What is required - Return all lines where the word "text" can be found.

+ + +

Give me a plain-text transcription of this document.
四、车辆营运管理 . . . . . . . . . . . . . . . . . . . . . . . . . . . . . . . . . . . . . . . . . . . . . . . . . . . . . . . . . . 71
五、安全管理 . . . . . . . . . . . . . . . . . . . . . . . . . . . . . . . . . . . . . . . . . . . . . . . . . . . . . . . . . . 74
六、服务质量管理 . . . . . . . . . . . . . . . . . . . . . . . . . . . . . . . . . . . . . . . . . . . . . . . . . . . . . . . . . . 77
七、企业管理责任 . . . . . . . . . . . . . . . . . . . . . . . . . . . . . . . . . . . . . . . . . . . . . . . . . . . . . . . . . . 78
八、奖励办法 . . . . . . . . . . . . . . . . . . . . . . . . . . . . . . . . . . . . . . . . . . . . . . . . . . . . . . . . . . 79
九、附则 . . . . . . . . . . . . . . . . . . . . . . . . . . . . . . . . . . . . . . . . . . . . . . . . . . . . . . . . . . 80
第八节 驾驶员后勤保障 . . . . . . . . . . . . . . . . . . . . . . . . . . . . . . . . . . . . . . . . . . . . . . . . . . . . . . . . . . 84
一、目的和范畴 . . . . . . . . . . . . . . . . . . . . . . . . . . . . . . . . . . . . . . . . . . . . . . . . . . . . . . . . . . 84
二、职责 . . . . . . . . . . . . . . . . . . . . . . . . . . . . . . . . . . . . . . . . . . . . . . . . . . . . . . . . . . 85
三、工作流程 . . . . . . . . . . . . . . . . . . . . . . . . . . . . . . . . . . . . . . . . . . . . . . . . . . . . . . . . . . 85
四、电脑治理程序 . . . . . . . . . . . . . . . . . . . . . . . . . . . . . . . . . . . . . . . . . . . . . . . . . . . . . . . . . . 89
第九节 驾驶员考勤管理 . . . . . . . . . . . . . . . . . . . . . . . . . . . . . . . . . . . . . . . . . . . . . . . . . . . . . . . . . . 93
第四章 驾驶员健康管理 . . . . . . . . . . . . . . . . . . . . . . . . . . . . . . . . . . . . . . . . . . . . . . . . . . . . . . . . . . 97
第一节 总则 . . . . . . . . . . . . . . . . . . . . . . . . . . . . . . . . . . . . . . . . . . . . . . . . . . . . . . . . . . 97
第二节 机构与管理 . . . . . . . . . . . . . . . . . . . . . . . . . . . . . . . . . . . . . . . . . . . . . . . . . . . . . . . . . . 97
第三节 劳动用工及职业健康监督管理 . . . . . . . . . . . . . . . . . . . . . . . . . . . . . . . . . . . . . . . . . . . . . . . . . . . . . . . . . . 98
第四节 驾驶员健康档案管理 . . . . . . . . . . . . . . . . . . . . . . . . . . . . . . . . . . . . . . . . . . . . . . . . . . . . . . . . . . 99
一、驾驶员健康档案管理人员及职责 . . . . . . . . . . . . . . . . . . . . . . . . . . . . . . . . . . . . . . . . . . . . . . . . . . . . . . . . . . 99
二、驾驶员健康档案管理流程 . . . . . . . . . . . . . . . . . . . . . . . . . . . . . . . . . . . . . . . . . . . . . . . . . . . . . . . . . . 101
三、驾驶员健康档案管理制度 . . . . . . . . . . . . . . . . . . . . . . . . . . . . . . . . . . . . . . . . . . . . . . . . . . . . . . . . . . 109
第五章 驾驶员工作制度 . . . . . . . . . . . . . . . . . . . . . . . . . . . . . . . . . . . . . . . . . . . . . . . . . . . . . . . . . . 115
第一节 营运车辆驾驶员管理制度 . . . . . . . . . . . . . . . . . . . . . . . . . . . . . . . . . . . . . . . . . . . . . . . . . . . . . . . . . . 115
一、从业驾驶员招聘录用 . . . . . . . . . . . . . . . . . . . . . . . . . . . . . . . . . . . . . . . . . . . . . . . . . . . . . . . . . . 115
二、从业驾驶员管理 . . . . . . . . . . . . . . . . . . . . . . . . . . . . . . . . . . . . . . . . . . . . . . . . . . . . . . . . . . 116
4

+ + +

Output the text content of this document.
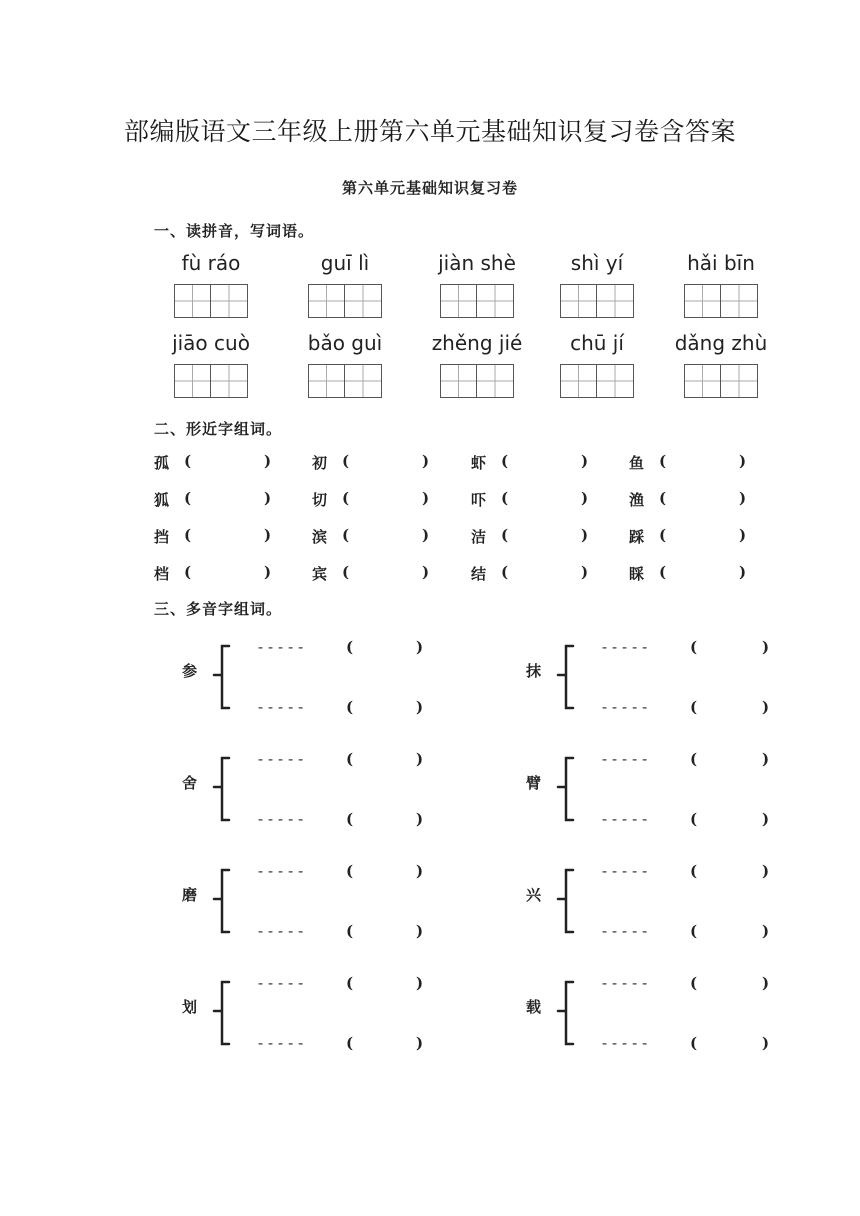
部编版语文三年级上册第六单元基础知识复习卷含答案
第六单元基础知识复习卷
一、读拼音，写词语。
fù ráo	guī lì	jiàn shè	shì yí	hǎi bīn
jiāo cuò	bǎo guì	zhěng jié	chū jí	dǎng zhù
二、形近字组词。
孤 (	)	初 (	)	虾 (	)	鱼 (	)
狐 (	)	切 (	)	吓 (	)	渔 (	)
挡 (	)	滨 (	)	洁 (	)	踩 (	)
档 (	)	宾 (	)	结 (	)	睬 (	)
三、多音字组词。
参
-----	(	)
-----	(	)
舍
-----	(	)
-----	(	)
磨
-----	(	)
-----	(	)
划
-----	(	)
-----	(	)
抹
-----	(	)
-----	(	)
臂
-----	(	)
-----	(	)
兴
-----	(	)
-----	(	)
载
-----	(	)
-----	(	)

+ + +

Output of the task -
Give me a plain-text transcription of this document.
Output the text content of this document.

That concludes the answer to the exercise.